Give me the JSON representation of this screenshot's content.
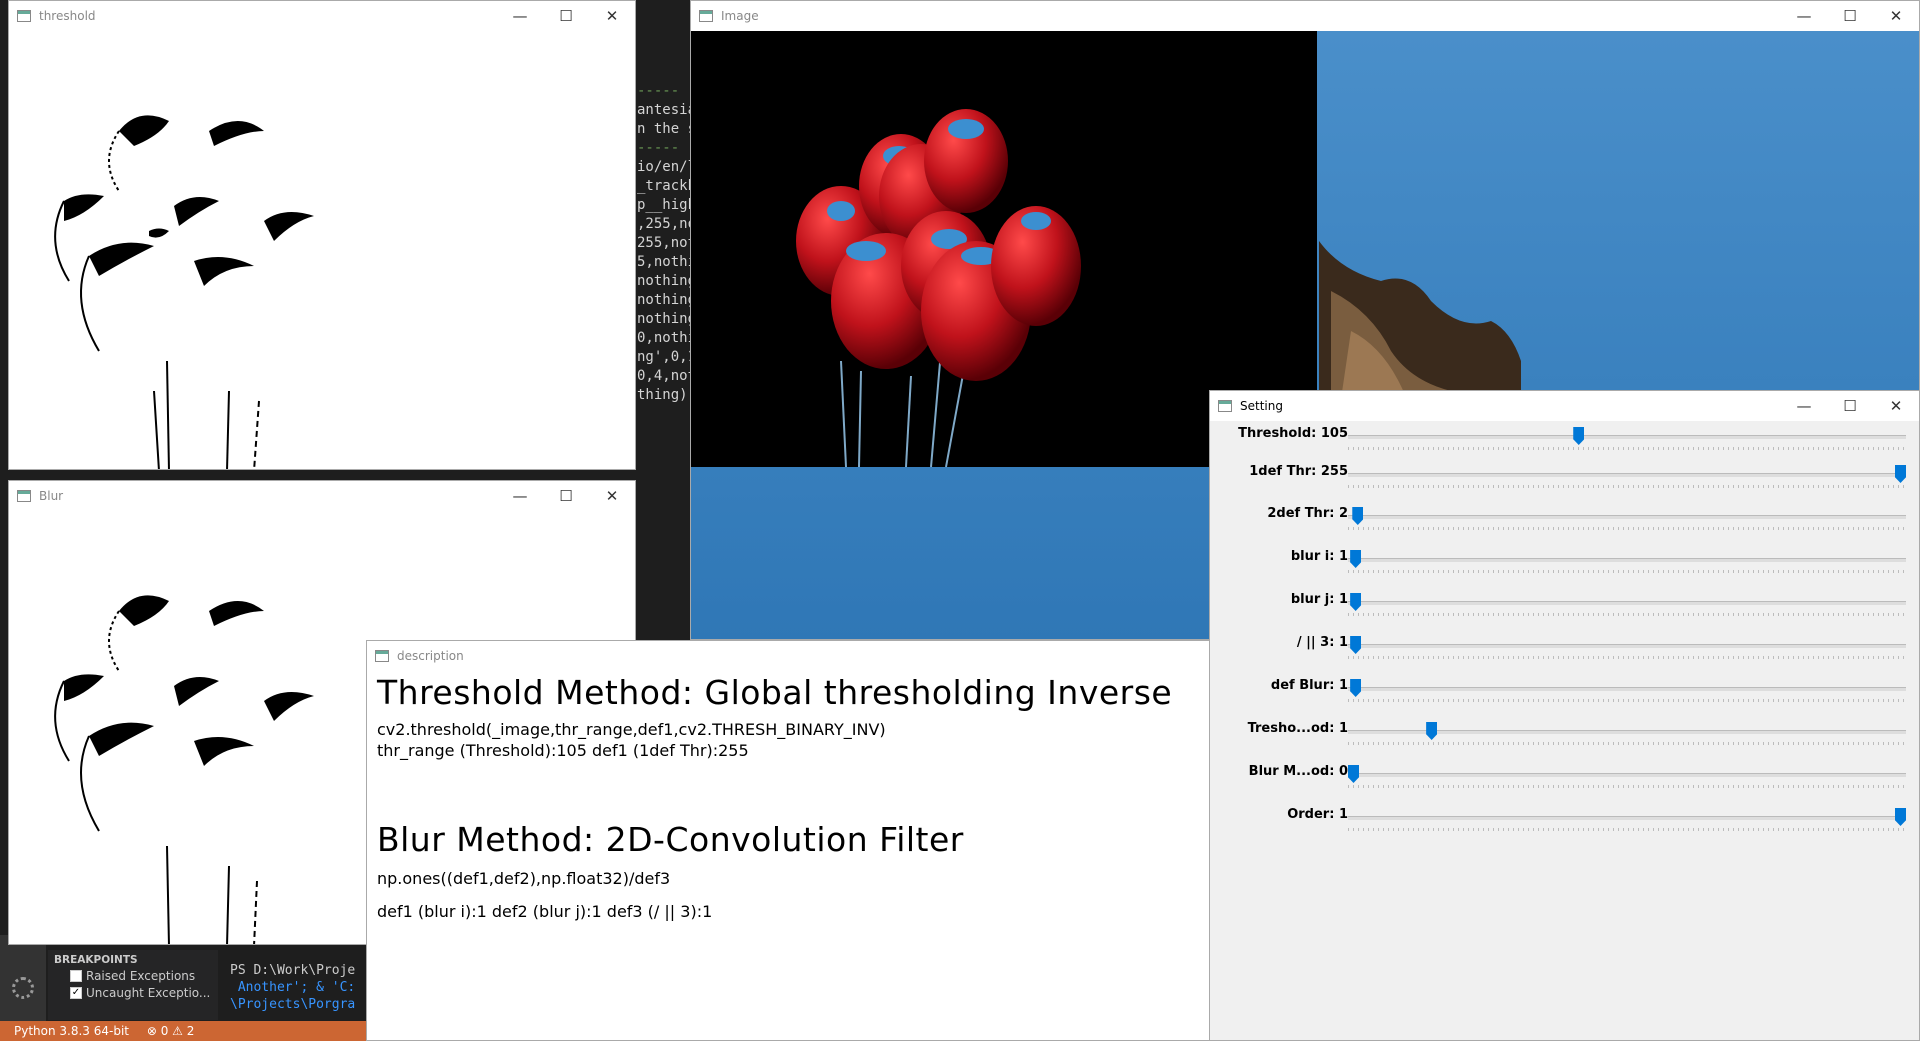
{
  "ide": {
    "code_lines": [
      "-----",
      "antesia",
      "n the s",
      "",
      "",
      "-----",
      "",
      "io/en/l",
      "_trackb",
      "",
      "p__high",
      "",
      "",
      ",255,no",
      "255,not",
      "5,nothi",
      "nothing",
      "nothing",
      "nothing",
      "0,nothi",
      "ng',0,1",
      "0,4,not",
      "thing)"
    ],
    "terminal": {
      "line1": "PS D:\\Work\\Proje",
      "line2": " Another'; & 'C:",
      "line3": "\\Projects\\Porgra"
    },
    "breakpoints": {
      "header": "BREAKPOINTS",
      "items": [
        {
          "label": "Raised Exceptions",
          "checked": false
        },
        {
          "label": "Uncaught Exceptio...",
          "checked": true
        }
      ]
    },
    "status": {
      "python": "Python 3.8.3 64-bit",
      "errors": "⊗ 0 ⚠ 2"
    }
  },
  "windows": {
    "threshold": {
      "title": "threshold"
    },
    "blur": {
      "title": "Blur"
    },
    "image": {
      "title": "Image"
    },
    "description": {
      "title": "description"
    },
    "setting": {
      "title": "Setting"
    }
  },
  "description": {
    "threshold_heading": "Threshold Method: Global thresholding Inverse",
    "threshold_code": "cv2.threshold(_image,thr_range,def1,cv2.THRESH_BINARY_INV)",
    "threshold_params": "thr_range (Threshold):105 def1 (1def Thr):255",
    "blur_heading": "Blur Method: 2D-Convolution Filter",
    "blur_code": "np.ones((def1,def2),np.float32)/def3",
    "blur_params": "def1 (blur i):1 def2 (blur j):1 def3 (/ || 3):1"
  },
  "setting": {
    "trackbars": [
      {
        "label": "Threshold: 105",
        "value": 105,
        "max": 255
      },
      {
        "label": "1def Thr: 255",
        "value": 255,
        "max": 255
      },
      {
        "label": "2def Thr: 2",
        "value": 2,
        "max": 255
      },
      {
        "label": "blur i: 1",
        "value": 1,
        "max": 255
      },
      {
        "label": "blur j: 1",
        "value": 1,
        "max": 255
      },
      {
        "label": "/ || 3: 1",
        "value": 1,
        "max": 255
      },
      {
        "label": "def Blur: 1",
        "value": 1,
        "max": 255
      },
      {
        "label": "Tresho...od: 1",
        "value": 1,
        "max": 7
      },
      {
        "label": "Blur M...od: 0",
        "value": 0,
        "max": 4
      },
      {
        "label": "Order: 1",
        "value": 1,
        "max": 1
      }
    ]
  },
  "colors": {
    "status_bar": "#cc6633",
    "thumb": "#0078d7",
    "sky": "#3f86c4",
    "balloon": "#c0121b"
  }
}
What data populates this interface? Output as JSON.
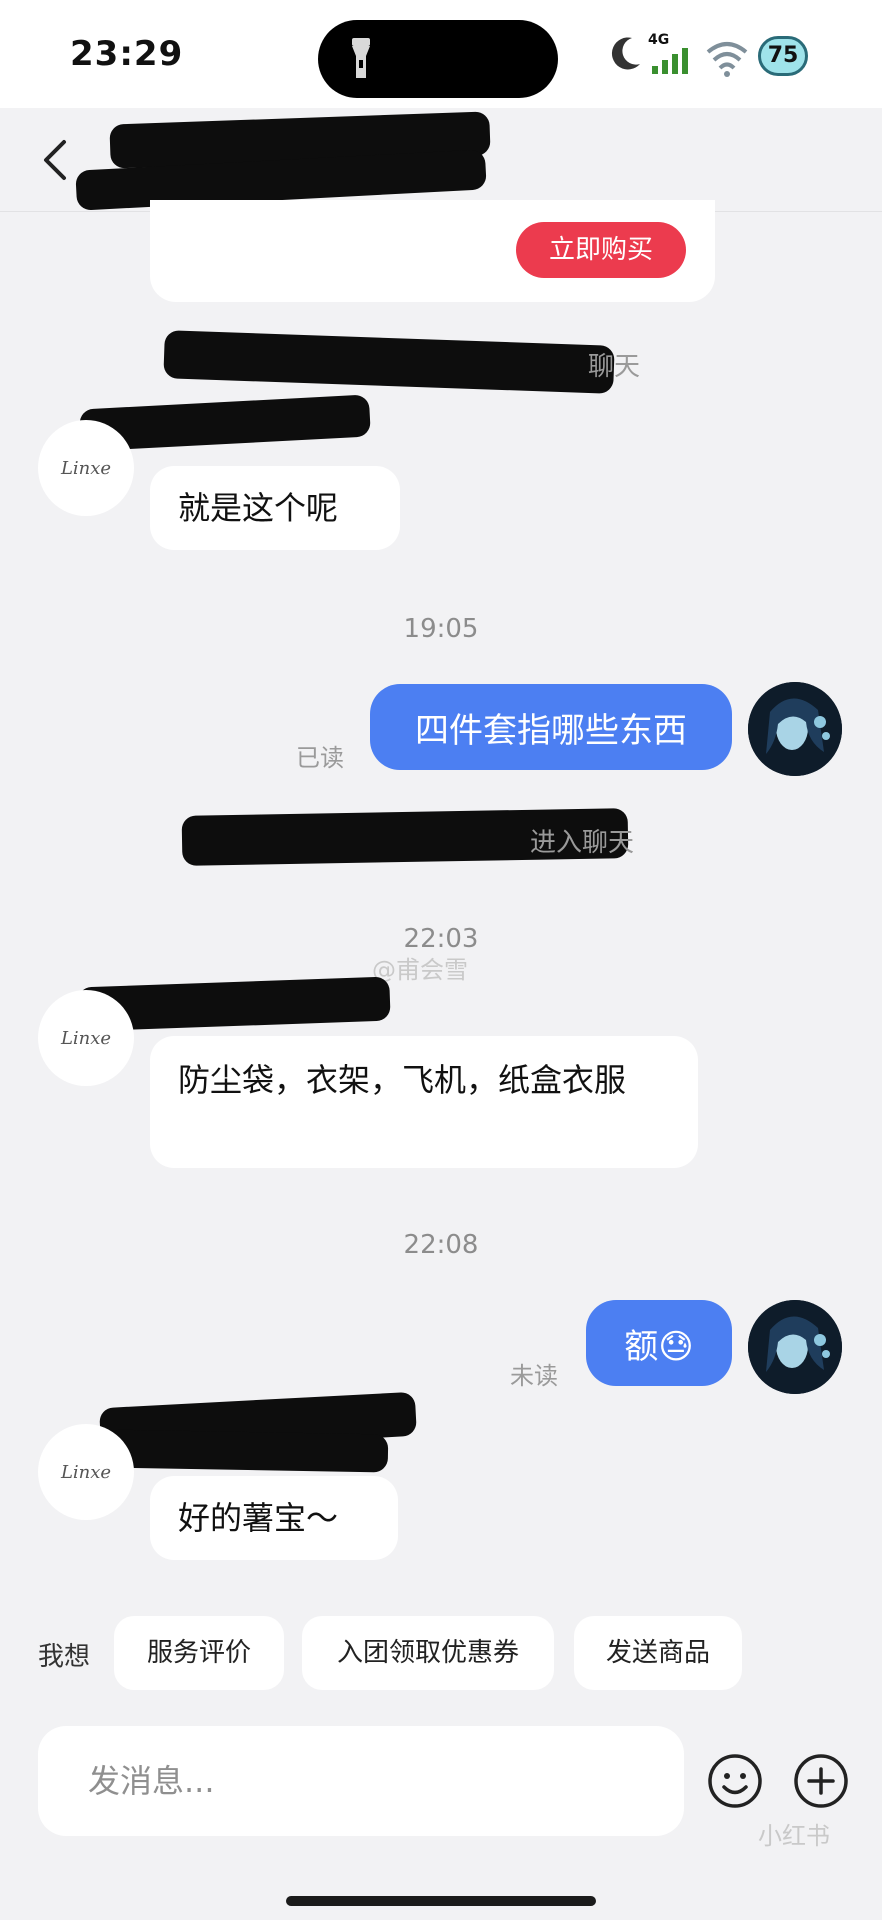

Written problem
Copy out the listing exactly as it stands, but not the pictures.

Reply to the task
Give me the JSON representation of this screenshot's content.
{
  "ide": {
    "code_lines": [
      "-----",
      "antesia",
      "n the s",
      "",
      "",
      "-----",
      "",
      "io/en/l",
      "_trackb",
      "",
      "p__high",
      "",
      "",
      ",255,no",
      "255,not",
      "5,nothi",
      "nothing",
      "nothing",
      "nothing",
      "0,nothi",
      "ng',0,1",
      "0,4,not",
      "thing)"
    ],
    "terminal": {
      "line1": "PS D:\\Work\\Proje",
      "line2": " Another'; & 'C:",
      "line3": "\\Projects\\Porgra"
    },
    "breakpoints": {
      "header": "BREAKPOINTS",
      "items": [
        {
          "label": "Raised Exceptions",
          "checked": false
        },
        {
          "label": "Uncaught Exceptio...",
          "checked": true
        }
      ]
    },
    "status": {
      "python": "Python 3.8.3 64-bit",
      "errors": "⊗ 0 ⚠ 2"
    }
  },
  "windows": {
    "threshold": {
      "title": "threshold"
    },
    "blur": {
      "title": "Blur"
    },
    "image": {
      "title": "Image"
    },
    "description": {
      "title": "description"
    },
    "setting": {
      "title": "Setting"
    }
  },
  "description": {
    "threshold_heading": "Threshold Method: Global thresholding Inverse",
    "threshold_code": "cv2.threshold(_image,thr_range,def1,cv2.THRESH_BINARY_INV)",
    "threshold_params": "thr_range (Threshold):105 def1 (1def Thr):255",
    "blur_heading": "Blur Method: 2D-Convolution Filter",
    "blur_code": "np.ones((def1,def2),np.float32)/def3",
    "blur_params": "def1 (blur i):1 def2 (blur j):1 def3 (/ || 3):1"
  },
  "setting": {
    "trackbars": [
      {
        "label": "Threshold: 105",
        "value": 105,
        "max": 255
      },
      {
        "label": "1def Thr: 255",
        "value": 255,
        "max": 255
      },
      {
        "label": "2def Thr: 2",
        "value": 2,
        "max": 255
      },
      {
        "label": "blur i: 1",
        "value": 1,
        "max": 255
      },
      {
        "label": "blur j: 1",
        "value": 1,
        "max": 255
      },
      {
        "label": "/ || 3: 1",
        "value": 1,
        "max": 255
      },
      {
        "label": "def Blur: 1",
        "value": 1,
        "max": 255
      },
      {
        "label": "Tresho...od: 1",
        "value": 1,
        "max": 7
      },
      {
        "label": "Blur M...od: 0",
        "value": 0,
        "max": 4
      },
      {
        "label": "Order: 1",
        "value": 1,
        "max": 1
      }
    ]
  },
  "colors": {
    "status_bar": "#cc6633",
    "thumb": "#0078d7",
    "sky": "#3f86c4",
    "balloon": "#c0121b"
  }
}
What data populates this interface? Output as JSON.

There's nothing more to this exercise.